DIRECTIVE
Omit every picture and write out the rest of the records exactly.

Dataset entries
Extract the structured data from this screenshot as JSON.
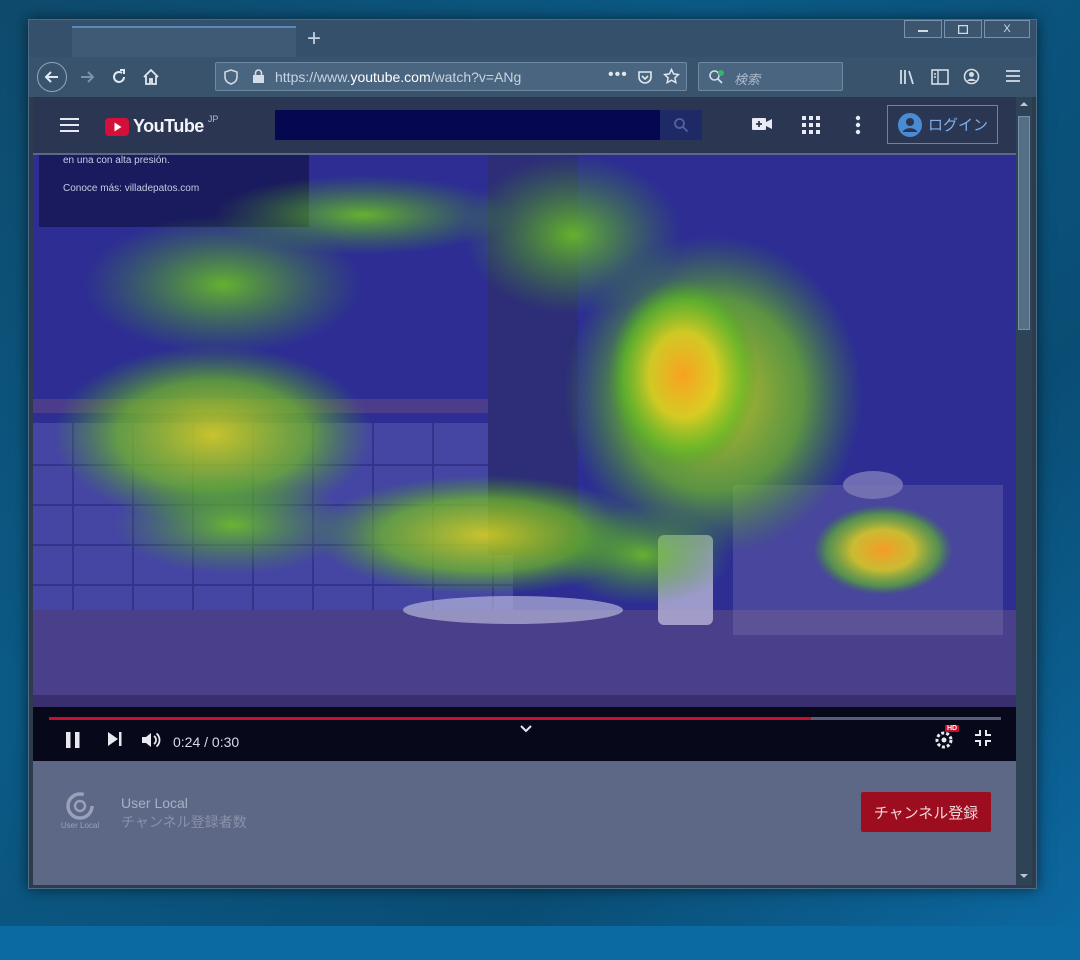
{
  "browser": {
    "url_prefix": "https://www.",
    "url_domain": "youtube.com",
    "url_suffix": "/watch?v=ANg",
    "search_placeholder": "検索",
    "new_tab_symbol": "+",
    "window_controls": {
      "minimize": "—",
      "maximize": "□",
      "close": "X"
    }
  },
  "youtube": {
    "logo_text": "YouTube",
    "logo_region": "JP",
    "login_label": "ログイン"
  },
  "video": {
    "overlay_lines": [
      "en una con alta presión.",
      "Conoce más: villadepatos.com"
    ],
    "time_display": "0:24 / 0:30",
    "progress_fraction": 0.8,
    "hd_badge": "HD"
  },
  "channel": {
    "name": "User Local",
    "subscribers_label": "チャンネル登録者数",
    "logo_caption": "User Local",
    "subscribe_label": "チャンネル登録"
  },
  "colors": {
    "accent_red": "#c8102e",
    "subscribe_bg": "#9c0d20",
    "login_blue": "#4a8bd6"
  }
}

FINAL ANSWER
Extract the structured data from this screenshot as JSON.
{
  "browser": {
    "url_prefix": "https://www.",
    "url_domain": "youtube.com",
    "url_suffix": "/watch?v=ANg",
    "search_placeholder": "検索",
    "new_tab_symbol": "+",
    "window_controls": {
      "minimize": "—",
      "maximize": "□",
      "close": "X"
    }
  },
  "youtube": {
    "logo_text": "YouTube",
    "logo_region": "JP",
    "login_label": "ログイン"
  },
  "video": {
    "overlay_lines": [
      "en una con alta presión.",
      "Conoce más: villadepatos.com"
    ],
    "time_display": "0:24 / 0:30",
    "progress_fraction": 0.8,
    "hd_badge": "HD"
  },
  "channel": {
    "name": "User Local",
    "subscribers_label": "チャンネル登録者数",
    "logo_caption": "User Local",
    "subscribe_label": "チャンネル登録"
  },
  "colors": {
    "accent_red": "#c8102e",
    "subscribe_bg": "#9c0d20",
    "login_blue": "#4a8bd6"
  }
}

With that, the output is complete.